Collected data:
* Start *

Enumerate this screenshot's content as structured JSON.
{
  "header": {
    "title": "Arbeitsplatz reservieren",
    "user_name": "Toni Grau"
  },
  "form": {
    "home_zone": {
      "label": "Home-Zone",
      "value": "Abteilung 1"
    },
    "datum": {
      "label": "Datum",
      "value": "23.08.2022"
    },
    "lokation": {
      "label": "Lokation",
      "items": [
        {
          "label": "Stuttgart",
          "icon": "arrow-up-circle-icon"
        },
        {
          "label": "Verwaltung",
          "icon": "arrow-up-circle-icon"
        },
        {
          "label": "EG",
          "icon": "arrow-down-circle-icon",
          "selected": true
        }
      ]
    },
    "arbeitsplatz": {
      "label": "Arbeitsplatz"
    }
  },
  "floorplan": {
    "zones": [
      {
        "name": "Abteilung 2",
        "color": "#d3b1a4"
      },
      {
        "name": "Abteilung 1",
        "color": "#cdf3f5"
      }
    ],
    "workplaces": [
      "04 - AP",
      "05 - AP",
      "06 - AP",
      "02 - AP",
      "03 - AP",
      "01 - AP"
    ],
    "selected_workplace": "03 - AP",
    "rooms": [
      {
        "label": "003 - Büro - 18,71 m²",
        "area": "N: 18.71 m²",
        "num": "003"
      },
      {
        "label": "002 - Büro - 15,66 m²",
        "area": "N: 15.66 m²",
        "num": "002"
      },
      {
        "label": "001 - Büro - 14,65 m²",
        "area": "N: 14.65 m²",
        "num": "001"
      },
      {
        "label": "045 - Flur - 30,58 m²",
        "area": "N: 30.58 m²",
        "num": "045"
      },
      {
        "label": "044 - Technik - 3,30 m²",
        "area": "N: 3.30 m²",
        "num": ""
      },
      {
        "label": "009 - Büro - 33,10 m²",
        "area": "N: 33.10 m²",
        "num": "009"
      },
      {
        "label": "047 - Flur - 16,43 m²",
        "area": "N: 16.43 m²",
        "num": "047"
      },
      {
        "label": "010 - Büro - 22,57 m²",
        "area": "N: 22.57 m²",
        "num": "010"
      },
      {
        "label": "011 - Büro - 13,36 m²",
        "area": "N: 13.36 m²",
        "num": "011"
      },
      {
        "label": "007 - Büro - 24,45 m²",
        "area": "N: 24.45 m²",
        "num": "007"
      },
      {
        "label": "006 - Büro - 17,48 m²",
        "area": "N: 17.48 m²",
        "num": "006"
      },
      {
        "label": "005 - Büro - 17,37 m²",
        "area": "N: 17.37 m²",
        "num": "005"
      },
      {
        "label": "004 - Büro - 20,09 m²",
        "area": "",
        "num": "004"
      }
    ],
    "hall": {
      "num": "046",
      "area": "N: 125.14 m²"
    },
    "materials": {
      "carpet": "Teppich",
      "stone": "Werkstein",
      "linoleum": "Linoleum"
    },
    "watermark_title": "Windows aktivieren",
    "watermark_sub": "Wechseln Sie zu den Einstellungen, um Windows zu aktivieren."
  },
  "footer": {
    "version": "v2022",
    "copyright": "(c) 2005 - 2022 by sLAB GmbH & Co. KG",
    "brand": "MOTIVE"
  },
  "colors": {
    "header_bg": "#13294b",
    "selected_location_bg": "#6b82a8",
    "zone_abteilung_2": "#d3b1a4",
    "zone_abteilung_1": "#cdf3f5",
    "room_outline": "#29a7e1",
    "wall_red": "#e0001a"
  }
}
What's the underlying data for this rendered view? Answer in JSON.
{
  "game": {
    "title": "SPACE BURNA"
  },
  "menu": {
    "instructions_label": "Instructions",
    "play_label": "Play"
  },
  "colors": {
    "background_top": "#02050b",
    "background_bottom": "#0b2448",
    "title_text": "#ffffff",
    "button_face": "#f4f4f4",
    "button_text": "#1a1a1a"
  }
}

* End *

Do this: Write out the records above again, keeping each one identical to the original.

Exercise output:
Enumerate this screenshot's content as structured JSON.
{
  "header": {
    "title": "Arbeitsplatz reservieren",
    "user_name": "Toni Grau"
  },
  "form": {
    "home_zone": {
      "label": "Home-Zone",
      "value": "Abteilung 1"
    },
    "datum": {
      "label": "Datum",
      "value": "23.08.2022"
    },
    "lokation": {
      "label": "Lokation",
      "items": [
        {
          "label": "Stuttgart",
          "icon": "arrow-up-circle-icon"
        },
        {
          "label": "Verwaltung",
          "icon": "arrow-up-circle-icon"
        },
        {
          "label": "EG",
          "icon": "arrow-down-circle-icon",
          "selected": true
        }
      ]
    },
    "arbeitsplatz": {
      "label": "Arbeitsplatz"
    }
  },
  "floorplan": {
    "zones": [
      {
        "name": "Abteilung 2",
        "color": "#d3b1a4"
      },
      {
        "name": "Abteilung 1",
        "color": "#cdf3f5"
      }
    ],
    "workplaces": [
      "04 - AP",
      "05 - AP",
      "06 - AP",
      "02 - AP",
      "03 - AP",
      "01 - AP"
    ],
    "selected_workplace": "03 - AP",
    "rooms": [
      {
        "label": "003 - Büro - 18,71 m²",
        "area": "N: 18.71 m²",
        "num": "003"
      },
      {
        "label": "002 - Büro - 15,66 m²",
        "area": "N: 15.66 m²",
        "num": "002"
      },
      {
        "label": "001 - Büro - 14,65 m²",
        "area": "N: 14.65 m²",
        "num": "001"
      },
      {
        "label": "045 - Flur - 30,58 m²",
        "area": "N: 30.58 m²",
        "num": "045"
      },
      {
        "label": "044 - Technik - 3,30 m²",
        "area": "N: 3.30 m²",
        "num": ""
      },
      {
        "label": "009 - Büro - 33,10 m²",
        "area": "N: 33.10 m²",
        "num": "009"
      },
      {
        "label": "047 - Flur - 16,43 m²",
        "area": "N: 16.43 m²",
        "num": "047"
      },
      {
        "label": "010 - Büro - 22,57 m²",
        "area": "N: 22.57 m²",
        "num": "010"
      },
      {
        "label": "011 - Büro - 13,36 m²",
        "area": "N: 13.36 m²",
        "num": "011"
      },
      {
        "label": "007 - Büro - 24,45 m²",
        "area": "N: 24.45 m²",
        "num": "007"
      },
      {
        "label": "006 - Büro - 17,48 m²",
        "area": "N: 17.48 m²",
        "num": "006"
      },
      {
        "label": "005 - Büro - 17,37 m²",
        "area": "N: 17.37 m²",
        "num": "005"
      },
      {
        "label": "004 - Büro - 20,09 m²",
        "area": "",
        "num": "004"
      }
    ],
    "hall": {
      "num": "046",
      "area": "N: 125.14 m²"
    },
    "materials": {
      "carpet": "Teppich",
      "stone": "Werkstein",
      "linoleum": "Linoleum"
    },
    "watermark_title": "Windows aktivieren",
    "watermark_sub": "Wechseln Sie zu den Einstellungen, um Windows zu aktivieren."
  },
  "footer": {
    "version": "v2022",
    "copyright": "(c) 2005 - 2022 by sLAB GmbH & Co. KG",
    "brand": "MOTIVE"
  },
  "colors": {
    "header_bg": "#13294b",
    "selected_location_bg": "#6b82a8",
    "zone_abteilung_2": "#d3b1a4",
    "zone_abteilung_1": "#cdf3f5",
    "room_outline": "#29a7e1",
    "wall_red": "#e0001a"
  }
}
What's the underlying data for this rendered view? Answer in JSON.
{
  "game": {
    "title": "SPACE BURNA"
  },
  "menu": {
    "instructions_label": "Instructions",
    "play_label": "Play"
  },
  "colors": {
    "background_top": "#02050b",
    "background_bottom": "#0b2448",
    "title_text": "#ffffff",
    "button_face": "#f4f4f4",
    "button_text": "#1a1a1a"
  }
}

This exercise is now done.